### Work to complete
Copy nothing but the text: repeat each entry exactly and drop the images.

___ Given data

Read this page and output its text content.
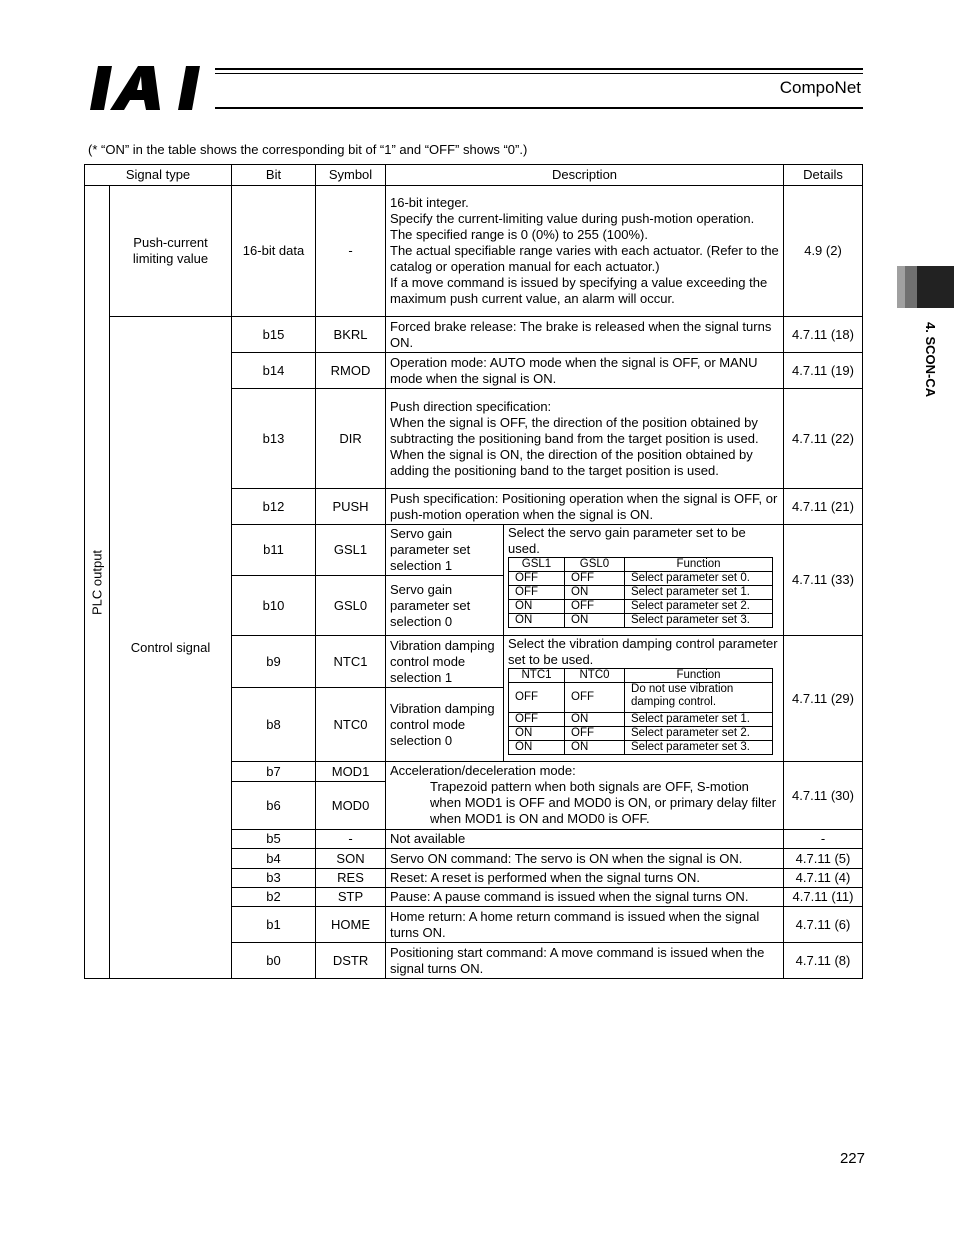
IAI
CompoNet
(* “ON” in the table shows the corresponding bit of “1” and “OFF” shows “0”.)
4. SCON-CA
Signal type	Bit	Symbol	Description	Details
PLC output	Push-current limiting value	16-bit data	-	16-bit integer.
Specify the current-limiting value during push-motion operation.
The specified range is 0 (0%) to 255 (100%).
The actual specifiable range varies with each actuator. (Refer to the catalog or operation manual for each actuator.)
If a move command is issued by specifying a value exceeding the maximum push current value, an alarm will occur.	4.9 (2)
Control signal	b15	BKRL	Forced brake release: The brake is released when the signal turns ON.	4.7.11 (18)
b14	RMOD	Operation mode: AUTO mode when the signal is OFF, or MANU mode when the signal is ON.	4.7.11 (19)
b13	DIR	Push direction specification:
When the signal is OFF, the direction of the position obtained by subtracting the positioning band from the target position is used.
When the signal is ON, the direction of the position obtained by adding the positioning band to the target position is used.	4.7.11 (22)
b12	PUSH	Push specification: Positioning operation when the signal is OFF, or push-motion operation when the signal is ON.	4.7.11 (21)
b11	GSL1	Servo gain parameter set selection 1	
Select the servo gain parameter set to be used.
GSL1	GSL0	Function
OFF	OFF	Select parameter set 0.
OFF	ON	Select parameter set 1.
ON	OFF	Select parameter set 2.
ON	ON	Select parameter set 3.
	4.7.11 (33)
b10	GSL0	Servo gain parameter set selection 0
b9	NTC1	Vibration damping control mode selection 1	
Select the vibration damping control parameter set to be used.
NTC1	NTC0	Function
OFF	OFF	Do not use vibration damping control.
OFF	ON	Select parameter set 1.
ON	OFF	Select parameter set 2.
ON	ON	Select parameter set 3.
	4.7.11 (29)
b8	NTC0	Vibration damping control mode selection 0
b7	MOD1	Acceleration/deceleration mode:
Trapezoid pattern when both signals are OFF, S-motion when MOD1 is OFF and MOD0 is ON, or primary delay filter when MOD1 is ON and MOD0 is OFF.
	4.7.11 (30)
b6	MOD0
b5	-	Not available	-
b4	SON	Servo ON command: The servo is ON when the signal is ON.	4.7.11 (5)
b3	RES	Reset: A reset is performed when the signal turns ON.	4.7.11 (4)
b2	STP	Pause: A pause command is issued when the signal turns ON.	4.7.11 (11)
b1	HOME	Home return: A home return command is issued when the signal turns ON.	4.7.11 (6)
b0	DSTR	Positioning start command: A move command is issued when the signal turns ON.	4.7.11 (8)
227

______

### Worked answer
Read this page and output its text content.
IAI
CompoNet
(* “ON” in the table shows the corresponding bit of “1” and “OFF” shows “0”.)
4. SCON-CA
Signal type	Bit	Symbol	Description	Details
PLC output	Push-current limiting value	16-bit data	-	16-bit integer.
Specify the current-limiting value during push-motion operation.
The specified range is 0 (0%) to 255 (100%).
The actual specifiable range varies with each actuator. (Refer to the catalog or operation manual for each actuator.)
If a move command is issued by specifying a value exceeding the maximum push current value, an alarm will occur.	4.9 (2)
Control signal	b15	BKRL	Forced brake release: The brake is released when the signal turns ON.	4.7.11 (18)
b14	RMOD	Operation mode: AUTO mode when the signal is OFF, or MANU mode when the signal is ON.	4.7.11 (19)
b13	DIR	Push direction specification:
When the signal is OFF, the direction of the position obtained by subtracting the positioning band from the target position is used.
When the signal is ON, the direction of the position obtained by adding the positioning band to the target position is used.	4.7.11 (22)
b12	PUSH	Push specification: Positioning operation when the signal is OFF, or push-motion operation when the signal is ON.	4.7.11 (21)
b11	GSL1	Servo gain parameter set selection 1	
Select the servo gain parameter set to be used.
GSL1	GSL0	Function
OFF	OFF	Select parameter set 0.
OFF	ON	Select parameter set 1.
ON	OFF	Select parameter set 2.
ON	ON	Select parameter set 3.
	4.7.11 (33)
b10	GSL0	Servo gain parameter set selection 0
b9	NTC1	Vibration damping control mode selection 1	
Select the vibration damping control parameter set to be used.
NTC1	NTC0	Function
OFF	OFF	Do not use vibration damping control.
OFF	ON	Select parameter set 1.
ON	OFF	Select parameter set 2.
ON	ON	Select parameter set 3.
	4.7.11 (29)
b8	NTC0	Vibration damping control mode selection 0
b7	MOD1	Acceleration/deceleration mode:
Trapezoid pattern when both signals are OFF, S-motion when MOD1 is OFF and MOD0 is ON, or primary delay filter when MOD1 is ON and MOD0 is OFF.
	4.7.11 (30)
b6	MOD0
b5	-	Not available	-
b4	SON	Servo ON command: The servo is ON when the signal is ON.	4.7.11 (5)
b3	RES	Reset: A reset is performed when the signal turns ON.	4.7.11 (4)
b2	STP	Pause: A pause command is issued when the signal turns ON.	4.7.11 (11)
b1	HOME	Home return: A home return command is issued when the signal turns ON.	4.7.11 (6)
b0	DSTR	Positioning start command: A move command is issued when the signal turns ON.	4.7.11 (8)
227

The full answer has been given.